Stored items from a collection:
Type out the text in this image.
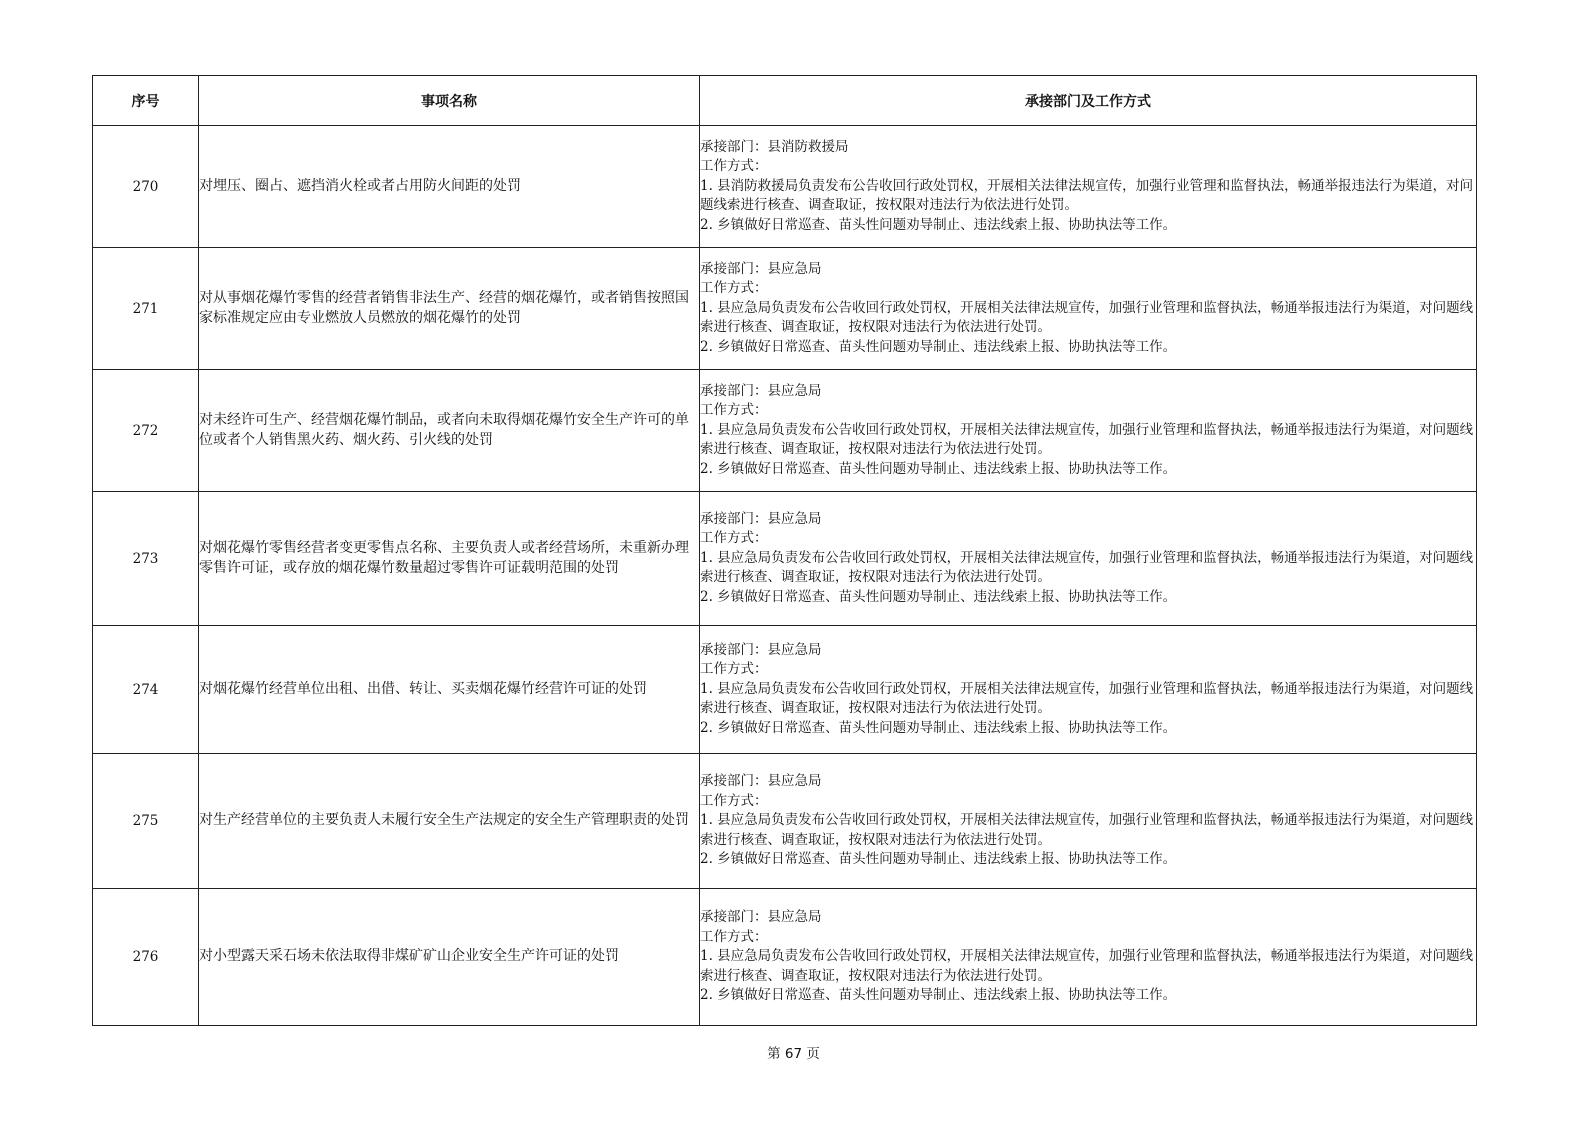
序号	事项名称	承接部门及工作方式
270	对埋压、圈占、遮挡消火栓或者占用防火间距的处罚	承接部门：县消防救援局
工作方式：
1. 县消防救援局负责发布公告收回行政处罚权，开展相关法律法规宣传，加强行业管理和监督执法，畅通举报违法行为渠道，对问题线索进行核查、调查取证，按权限对违法行为依法进行处罚。
2. 乡镇做好日常巡查、苗头性问题劝导制止、违法线索上报、协助执法等工作。

271	对从事烟花爆竹零售的经营者销售非法生产、经营的烟花爆竹，或者销售按照国家标准规定应由专业燃放人员燃放的烟花爆竹的处罚	承接部门：县应急局
工作方式：
1. 县应急局负责发布公告收回行政处罚权，开展相关法律法规宣传，加强行业管理和监督执法，畅通举报违法行为渠道，对问题线索进行核查、调查取证，按权限对违法行为依法进行处罚。
2. 乡镇做好日常巡查、苗头性问题劝导制止、违法线索上报、协助执法等工作。

272	对未经许可生产、经营烟花爆竹制品，或者向未取得烟花爆竹安全生产许可的单位或者个人销售黑火药、烟火药、引火线的处罚	承接部门：县应急局
工作方式：
1. 县应急局负责发布公告收回行政处罚权，开展相关法律法规宣传，加强行业管理和监督执法，畅通举报违法行为渠道，对问题线索进行核查、调查取证，按权限对违法行为依法进行处罚。
2. 乡镇做好日常巡查、苗头性问题劝导制止、违法线索上报、协助执法等工作。

273	对烟花爆竹零售经营者变更零售点名称、主要负责人或者经营场所，未重新办理零售许可证，或存放的烟花爆竹数量超过零售许可证载明范围的处罚	承接部门：县应急局
工作方式：
1. 县应急局负责发布公告收回行政处罚权，开展相关法律法规宣传，加强行业管理和监督执法，畅通举报违法行为渠道，对问题线索进行核查、调查取证，按权限对违法行为依法进行处罚。
2. 乡镇做好日常巡查、苗头性问题劝导制止、违法线索上报、协助执法等工作。

274	对烟花爆竹经营单位出租、出借、转让、买卖烟花爆竹经营许可证的处罚	承接部门：县应急局
工作方式：
1. 县应急局负责发布公告收回行政处罚权，开展相关法律法规宣传，加强行业管理和监督执法，畅通举报违法行为渠道，对问题线索进行核查、调查取证，按权限对违法行为依法进行处罚。
2. 乡镇做好日常巡查、苗头性问题劝导制止、违法线索上报、协助执法等工作。

275	对生产经营单位的主要负责人未履行安全生产法规定的安全生产管理职责的处罚	承接部门：县应急局
工作方式：
1. 县应急局负责发布公告收回行政处罚权，开展相关法律法规宣传，加强行业管理和监督执法，畅通举报违法行为渠道，对问题线索进行核查、调查取证，按权限对违法行为依法进行处罚。
2. 乡镇做好日常巡查、苗头性问题劝导制止、违法线索上报、协助执法等工作。

276	对小型露天采石场未依法取得非煤矿矿山企业安全生产许可证的处罚	承接部门：县应急局
工作方式：
1. 县应急局负责发布公告收回行政处罚权，开展相关法律法规宣传，加强行业管理和监督执法，畅通举报违法行为渠道，对问题线索进行核查、调查取证，按权限对违法行为依法进行处罚。
2. 乡镇做好日常巡查、苗头性问题劝导制止、违法线索上报、协助执法等工作。
第 67 页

Aim of the exercise - Make an exact copy of all entries above, dropping the images.

Solved problem -
Type out the text in this image.
序号	事项名称	承接部门及工作方式
270	对埋压、圈占、遮挡消火栓或者占用防火间距的处罚	承接部门：县消防救援局
工作方式：
1. 县消防救援局负责发布公告收回行政处罚权，开展相关法律法规宣传，加强行业管理和监督执法，畅通举报违法行为渠道，对问题线索进行核查、调查取证，按权限对违法行为依法进行处罚。
2. 乡镇做好日常巡查、苗头性问题劝导制止、违法线索上报、协助执法等工作。

271	对从事烟花爆竹零售的经营者销售非法生产、经营的烟花爆竹，或者销售按照国家标准规定应由专业燃放人员燃放的烟花爆竹的处罚	承接部门：县应急局
工作方式：
1. 县应急局负责发布公告收回行政处罚权，开展相关法律法规宣传，加强行业管理和监督执法，畅通举报违法行为渠道，对问题线索进行核查、调查取证，按权限对违法行为依法进行处罚。
2. 乡镇做好日常巡查、苗头性问题劝导制止、违法线索上报、协助执法等工作。

272	对未经许可生产、经营烟花爆竹制品，或者向未取得烟花爆竹安全生产许可的单位或者个人销售黑火药、烟火药、引火线的处罚	承接部门：县应急局
工作方式：
1. 县应急局负责发布公告收回行政处罚权，开展相关法律法规宣传，加强行业管理和监督执法，畅通举报违法行为渠道，对问题线索进行核查、调查取证，按权限对违法行为依法进行处罚。
2. 乡镇做好日常巡查、苗头性问题劝导制止、违法线索上报、协助执法等工作。

273	对烟花爆竹零售经营者变更零售点名称、主要负责人或者经营场所，未重新办理零售许可证，或存放的烟花爆竹数量超过零售许可证载明范围的处罚	承接部门：县应急局
工作方式：
1. 县应急局负责发布公告收回行政处罚权，开展相关法律法规宣传，加强行业管理和监督执法，畅通举报违法行为渠道，对问题线索进行核查、调查取证，按权限对违法行为依法进行处罚。
2. 乡镇做好日常巡查、苗头性问题劝导制止、违法线索上报、协助执法等工作。

274	对烟花爆竹经营单位出租、出借、转让、买卖烟花爆竹经营许可证的处罚	承接部门：县应急局
工作方式：
1. 县应急局负责发布公告收回行政处罚权，开展相关法律法规宣传，加强行业管理和监督执法，畅通举报违法行为渠道，对问题线索进行核查、调查取证，按权限对违法行为依法进行处罚。
2. 乡镇做好日常巡查、苗头性问题劝导制止、违法线索上报、协助执法等工作。

275	对生产经营单位的主要负责人未履行安全生产法规定的安全生产管理职责的处罚	承接部门：县应急局
工作方式：
1. 县应急局负责发布公告收回行政处罚权，开展相关法律法规宣传，加强行业管理和监督执法，畅通举报违法行为渠道，对问题线索进行核查、调查取证，按权限对违法行为依法进行处罚。
2. 乡镇做好日常巡查、苗头性问题劝导制止、违法线索上报、协助执法等工作。

276	对小型露天采石场未依法取得非煤矿矿山企业安全生产许可证的处罚	承接部门：县应急局
工作方式：
1. 县应急局负责发布公告收回行政处罚权，开展相关法律法规宣传，加强行业管理和监督执法，畅通举报违法行为渠道，对问题线索进行核查、调查取证，按权限对违法行为依法进行处罚。
2. 乡镇做好日常巡查、苗头性问题劝导制止、违法线索上报、协助执法等工作。
第 67 页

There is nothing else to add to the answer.